WORK TO DO: Your task is to copy every line of the records below that contains "seconds".

EXERCISE MATERIAL:
start

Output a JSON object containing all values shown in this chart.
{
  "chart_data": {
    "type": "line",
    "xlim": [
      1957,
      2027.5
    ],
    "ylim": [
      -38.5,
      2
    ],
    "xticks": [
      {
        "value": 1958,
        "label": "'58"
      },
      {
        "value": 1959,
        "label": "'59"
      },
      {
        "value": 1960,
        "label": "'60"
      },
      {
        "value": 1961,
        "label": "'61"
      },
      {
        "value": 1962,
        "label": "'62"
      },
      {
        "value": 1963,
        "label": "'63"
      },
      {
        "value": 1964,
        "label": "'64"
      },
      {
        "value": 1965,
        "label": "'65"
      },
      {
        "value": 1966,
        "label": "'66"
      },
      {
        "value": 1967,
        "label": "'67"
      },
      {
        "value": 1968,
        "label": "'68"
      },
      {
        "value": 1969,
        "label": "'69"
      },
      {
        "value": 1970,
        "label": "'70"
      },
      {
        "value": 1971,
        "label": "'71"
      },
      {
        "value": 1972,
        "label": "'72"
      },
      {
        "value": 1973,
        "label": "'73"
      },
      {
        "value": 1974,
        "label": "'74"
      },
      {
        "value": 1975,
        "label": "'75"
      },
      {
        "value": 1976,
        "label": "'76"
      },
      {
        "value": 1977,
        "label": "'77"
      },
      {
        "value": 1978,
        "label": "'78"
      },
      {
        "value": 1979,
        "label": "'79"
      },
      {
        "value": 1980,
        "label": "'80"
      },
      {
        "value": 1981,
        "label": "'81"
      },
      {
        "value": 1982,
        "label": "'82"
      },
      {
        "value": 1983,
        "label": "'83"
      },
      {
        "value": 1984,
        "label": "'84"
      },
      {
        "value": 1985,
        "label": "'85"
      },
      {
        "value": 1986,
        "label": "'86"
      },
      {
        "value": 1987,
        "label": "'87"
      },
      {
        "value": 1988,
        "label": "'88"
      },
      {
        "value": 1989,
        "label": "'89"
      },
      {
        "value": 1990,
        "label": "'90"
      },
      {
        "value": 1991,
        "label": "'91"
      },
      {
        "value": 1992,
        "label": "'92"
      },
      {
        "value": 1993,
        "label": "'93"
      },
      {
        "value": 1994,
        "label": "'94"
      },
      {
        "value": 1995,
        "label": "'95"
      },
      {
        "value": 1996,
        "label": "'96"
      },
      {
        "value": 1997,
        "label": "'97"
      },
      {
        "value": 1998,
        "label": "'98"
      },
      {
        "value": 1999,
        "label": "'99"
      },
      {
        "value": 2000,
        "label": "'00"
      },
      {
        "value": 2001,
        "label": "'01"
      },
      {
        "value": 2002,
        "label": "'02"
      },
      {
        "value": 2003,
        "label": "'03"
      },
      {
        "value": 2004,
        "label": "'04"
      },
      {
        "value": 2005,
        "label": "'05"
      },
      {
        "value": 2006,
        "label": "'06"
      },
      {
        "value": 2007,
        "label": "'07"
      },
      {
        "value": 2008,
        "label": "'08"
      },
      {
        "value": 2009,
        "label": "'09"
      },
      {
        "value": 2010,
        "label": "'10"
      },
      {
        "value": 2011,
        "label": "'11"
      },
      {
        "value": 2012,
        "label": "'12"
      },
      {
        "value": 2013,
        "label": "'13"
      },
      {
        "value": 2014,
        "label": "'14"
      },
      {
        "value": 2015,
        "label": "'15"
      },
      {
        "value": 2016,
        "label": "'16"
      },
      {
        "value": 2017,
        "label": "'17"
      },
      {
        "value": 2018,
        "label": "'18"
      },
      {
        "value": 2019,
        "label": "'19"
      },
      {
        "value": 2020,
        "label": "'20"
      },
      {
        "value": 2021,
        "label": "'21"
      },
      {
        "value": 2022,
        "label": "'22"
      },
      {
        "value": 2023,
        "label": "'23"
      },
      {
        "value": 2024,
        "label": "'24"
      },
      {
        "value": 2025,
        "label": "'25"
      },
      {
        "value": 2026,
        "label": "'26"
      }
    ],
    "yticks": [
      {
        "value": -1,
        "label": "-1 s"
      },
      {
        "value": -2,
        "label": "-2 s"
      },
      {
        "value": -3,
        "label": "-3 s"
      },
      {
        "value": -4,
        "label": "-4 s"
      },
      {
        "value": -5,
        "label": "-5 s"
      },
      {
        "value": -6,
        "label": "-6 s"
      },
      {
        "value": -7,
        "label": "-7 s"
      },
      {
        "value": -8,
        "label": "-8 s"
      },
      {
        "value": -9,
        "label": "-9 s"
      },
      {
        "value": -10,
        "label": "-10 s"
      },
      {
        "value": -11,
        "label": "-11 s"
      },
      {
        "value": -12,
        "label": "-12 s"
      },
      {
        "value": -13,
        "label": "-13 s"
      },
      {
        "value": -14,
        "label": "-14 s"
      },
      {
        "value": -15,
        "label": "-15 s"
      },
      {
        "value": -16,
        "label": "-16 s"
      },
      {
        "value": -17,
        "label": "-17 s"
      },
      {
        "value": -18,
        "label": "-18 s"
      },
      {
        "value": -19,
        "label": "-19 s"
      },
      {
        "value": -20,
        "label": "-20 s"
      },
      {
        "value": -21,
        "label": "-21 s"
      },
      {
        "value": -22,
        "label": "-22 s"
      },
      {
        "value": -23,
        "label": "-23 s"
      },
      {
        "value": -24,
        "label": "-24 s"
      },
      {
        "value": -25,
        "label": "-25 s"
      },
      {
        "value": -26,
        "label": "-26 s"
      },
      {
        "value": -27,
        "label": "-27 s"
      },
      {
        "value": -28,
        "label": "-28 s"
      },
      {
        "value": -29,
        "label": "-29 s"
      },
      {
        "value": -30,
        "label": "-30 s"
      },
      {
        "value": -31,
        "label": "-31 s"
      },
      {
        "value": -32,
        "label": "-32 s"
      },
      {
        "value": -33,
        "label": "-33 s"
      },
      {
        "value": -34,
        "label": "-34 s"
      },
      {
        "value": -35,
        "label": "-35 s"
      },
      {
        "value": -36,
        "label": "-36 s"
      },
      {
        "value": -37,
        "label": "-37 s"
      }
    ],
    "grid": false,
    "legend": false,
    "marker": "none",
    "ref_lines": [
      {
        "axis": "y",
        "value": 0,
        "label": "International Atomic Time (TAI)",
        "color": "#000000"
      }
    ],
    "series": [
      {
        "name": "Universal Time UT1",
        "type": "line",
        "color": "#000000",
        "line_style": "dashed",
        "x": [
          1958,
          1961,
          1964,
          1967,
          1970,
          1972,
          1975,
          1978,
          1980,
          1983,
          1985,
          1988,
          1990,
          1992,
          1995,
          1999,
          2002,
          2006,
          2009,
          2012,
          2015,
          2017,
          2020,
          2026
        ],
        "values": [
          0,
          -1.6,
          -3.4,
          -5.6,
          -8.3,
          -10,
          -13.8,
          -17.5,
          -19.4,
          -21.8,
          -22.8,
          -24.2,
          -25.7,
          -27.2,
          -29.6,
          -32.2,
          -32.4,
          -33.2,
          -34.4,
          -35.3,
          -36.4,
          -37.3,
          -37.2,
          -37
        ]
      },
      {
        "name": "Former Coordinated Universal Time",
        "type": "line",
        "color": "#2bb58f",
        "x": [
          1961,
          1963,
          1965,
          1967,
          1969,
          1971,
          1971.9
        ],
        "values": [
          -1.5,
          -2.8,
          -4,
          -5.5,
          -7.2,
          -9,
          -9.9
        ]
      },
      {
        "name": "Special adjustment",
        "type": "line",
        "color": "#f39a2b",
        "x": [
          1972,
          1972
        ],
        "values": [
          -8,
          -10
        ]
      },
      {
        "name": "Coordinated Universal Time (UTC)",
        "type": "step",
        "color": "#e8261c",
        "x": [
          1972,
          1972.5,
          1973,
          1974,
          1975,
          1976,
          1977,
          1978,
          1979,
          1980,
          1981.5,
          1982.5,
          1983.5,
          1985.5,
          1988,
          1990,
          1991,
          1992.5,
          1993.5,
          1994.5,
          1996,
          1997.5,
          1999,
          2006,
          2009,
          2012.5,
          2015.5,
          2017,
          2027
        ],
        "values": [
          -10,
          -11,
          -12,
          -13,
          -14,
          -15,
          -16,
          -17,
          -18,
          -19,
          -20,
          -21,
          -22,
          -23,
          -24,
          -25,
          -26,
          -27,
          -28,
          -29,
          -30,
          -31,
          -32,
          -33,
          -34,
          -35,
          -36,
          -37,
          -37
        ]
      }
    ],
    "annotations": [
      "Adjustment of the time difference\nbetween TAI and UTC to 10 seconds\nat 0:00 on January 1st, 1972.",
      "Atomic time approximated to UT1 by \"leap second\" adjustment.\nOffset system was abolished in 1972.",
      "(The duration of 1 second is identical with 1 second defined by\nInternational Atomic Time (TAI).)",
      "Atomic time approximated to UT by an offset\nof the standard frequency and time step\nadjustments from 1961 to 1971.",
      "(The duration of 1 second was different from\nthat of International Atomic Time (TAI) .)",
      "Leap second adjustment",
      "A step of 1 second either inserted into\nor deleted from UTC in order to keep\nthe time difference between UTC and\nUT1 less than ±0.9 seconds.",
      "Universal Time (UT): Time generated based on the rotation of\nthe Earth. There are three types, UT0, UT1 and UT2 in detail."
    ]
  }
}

end

ANSWER BELOW:
      "Adjustment of the time difference\nbetween TAI and UTC to 10 seconds\nat 0:00 on January 1st, 1972.",
      "A step of 1 second either inserted into\nor deleted from UTC in order to keep\nthe time difference between UTC and\nUT1 less than ±0.9 seconds.",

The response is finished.